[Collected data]
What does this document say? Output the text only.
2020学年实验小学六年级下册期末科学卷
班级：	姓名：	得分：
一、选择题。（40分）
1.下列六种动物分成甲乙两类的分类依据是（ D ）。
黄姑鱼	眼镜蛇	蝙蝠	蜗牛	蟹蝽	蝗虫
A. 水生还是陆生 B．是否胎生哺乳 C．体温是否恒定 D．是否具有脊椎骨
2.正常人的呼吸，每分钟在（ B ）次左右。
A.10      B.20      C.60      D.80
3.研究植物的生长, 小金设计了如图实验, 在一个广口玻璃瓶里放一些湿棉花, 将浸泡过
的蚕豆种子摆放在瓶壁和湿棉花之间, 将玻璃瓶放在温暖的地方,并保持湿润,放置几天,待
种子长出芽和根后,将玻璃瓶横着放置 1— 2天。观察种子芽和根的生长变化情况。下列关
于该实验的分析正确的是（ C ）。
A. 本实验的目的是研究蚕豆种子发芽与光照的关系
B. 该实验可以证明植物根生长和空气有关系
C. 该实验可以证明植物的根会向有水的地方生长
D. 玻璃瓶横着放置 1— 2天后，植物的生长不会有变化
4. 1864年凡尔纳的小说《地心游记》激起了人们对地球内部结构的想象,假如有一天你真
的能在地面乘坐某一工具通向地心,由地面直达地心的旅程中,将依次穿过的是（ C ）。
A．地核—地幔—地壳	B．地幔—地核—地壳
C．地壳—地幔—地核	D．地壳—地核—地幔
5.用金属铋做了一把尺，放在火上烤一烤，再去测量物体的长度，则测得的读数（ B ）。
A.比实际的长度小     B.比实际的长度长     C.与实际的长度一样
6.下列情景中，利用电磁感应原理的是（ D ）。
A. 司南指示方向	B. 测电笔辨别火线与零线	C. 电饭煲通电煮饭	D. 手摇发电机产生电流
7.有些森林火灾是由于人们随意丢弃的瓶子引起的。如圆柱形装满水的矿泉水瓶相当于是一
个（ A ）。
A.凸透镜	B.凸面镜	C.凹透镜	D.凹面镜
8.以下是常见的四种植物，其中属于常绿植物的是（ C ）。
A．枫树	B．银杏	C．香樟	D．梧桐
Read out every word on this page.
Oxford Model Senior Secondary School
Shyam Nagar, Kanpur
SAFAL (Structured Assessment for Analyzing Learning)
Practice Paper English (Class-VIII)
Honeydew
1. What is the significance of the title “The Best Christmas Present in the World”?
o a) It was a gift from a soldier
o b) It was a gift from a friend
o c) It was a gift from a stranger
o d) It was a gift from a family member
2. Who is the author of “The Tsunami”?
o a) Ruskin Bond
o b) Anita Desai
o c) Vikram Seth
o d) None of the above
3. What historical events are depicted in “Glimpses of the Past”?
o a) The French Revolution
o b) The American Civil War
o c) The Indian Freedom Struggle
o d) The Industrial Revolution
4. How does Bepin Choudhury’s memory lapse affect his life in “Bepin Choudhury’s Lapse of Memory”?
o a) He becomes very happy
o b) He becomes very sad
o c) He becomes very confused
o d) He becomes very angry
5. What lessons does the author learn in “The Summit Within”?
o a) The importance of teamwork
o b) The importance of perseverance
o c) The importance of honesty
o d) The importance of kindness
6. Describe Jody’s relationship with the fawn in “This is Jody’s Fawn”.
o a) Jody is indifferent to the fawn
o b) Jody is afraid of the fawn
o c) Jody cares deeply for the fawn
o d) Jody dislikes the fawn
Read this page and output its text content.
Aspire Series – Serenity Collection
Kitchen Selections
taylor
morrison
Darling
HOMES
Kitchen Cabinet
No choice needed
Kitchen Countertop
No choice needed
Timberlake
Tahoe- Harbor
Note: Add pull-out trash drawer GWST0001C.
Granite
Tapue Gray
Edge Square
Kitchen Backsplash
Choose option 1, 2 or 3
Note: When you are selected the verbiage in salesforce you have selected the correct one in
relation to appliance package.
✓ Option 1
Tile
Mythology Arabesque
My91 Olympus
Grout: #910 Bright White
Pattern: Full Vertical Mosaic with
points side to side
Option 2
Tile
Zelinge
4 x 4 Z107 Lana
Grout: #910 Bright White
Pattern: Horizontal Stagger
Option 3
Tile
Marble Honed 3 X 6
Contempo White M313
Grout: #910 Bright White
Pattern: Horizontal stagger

# [Directive]
Using the listing above, pull out all lines that hold the word "author".

# [Written answer]
2. Who is the author of “The Tsunami”?
5. What lessons does the author learn in “The Summit Within”?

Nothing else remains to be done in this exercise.